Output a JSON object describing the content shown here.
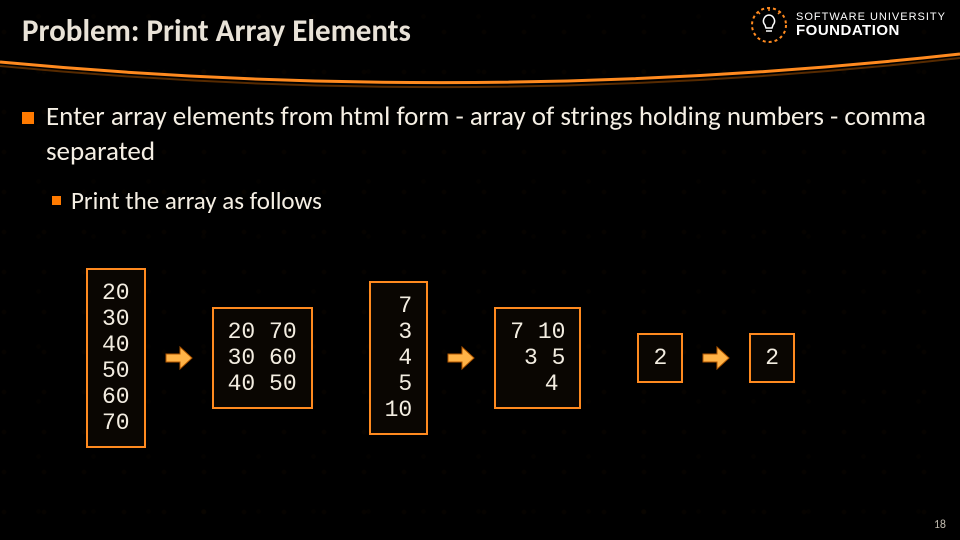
{
  "header": {
    "title": "Problem: Print Array Elements",
    "logo": {
      "line1": "SOFTWARE UNIVERSITY",
      "line2": "FOUNDATION"
    }
  },
  "bullets": {
    "b1": "Enter array elements from html form - array of strings holding numbers - comma separated",
    "b2": "Print the array as follows"
  },
  "examples": {
    "in1": "20\n30\n40\n50\n60\n70",
    "out1": "20 70\n30 60\n40 50",
    "in2": " 7\n 3\n 4\n 5\n10",
    "out2": "7 10\n 3 5\n  4",
    "in3": "2",
    "out3": "2"
  },
  "page_number": "18",
  "colors": {
    "accent": "#ff7a00",
    "border": "#ff8a1f",
    "text": "#f5efe4"
  }
}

==================================================

In the copy, include no pictures; restate the listing above exactly.

*Written response*
Output a JSON object describing the content shown here.
{
  "header": {
    "title": "Problem: Print Array Elements",
    "logo": {
      "line1": "SOFTWARE UNIVERSITY",
      "line2": "FOUNDATION"
    }
  },
  "bullets": {
    "b1": "Enter array elements from html form - array of strings holding numbers - comma separated",
    "b2": "Print the array as follows"
  },
  "examples": {
    "in1": "20\n30\n40\n50\n60\n70",
    "out1": "20 70\n30 60\n40 50",
    "in2": " 7\n 3\n 4\n 5\n10",
    "out2": "7 10\n 3 5\n  4",
    "in3": "2",
    "out3": "2"
  },
  "page_number": "18",
  "colors": {
    "accent": "#ff7a00",
    "border": "#ff8a1f",
    "text": "#f5efe4"
  }
}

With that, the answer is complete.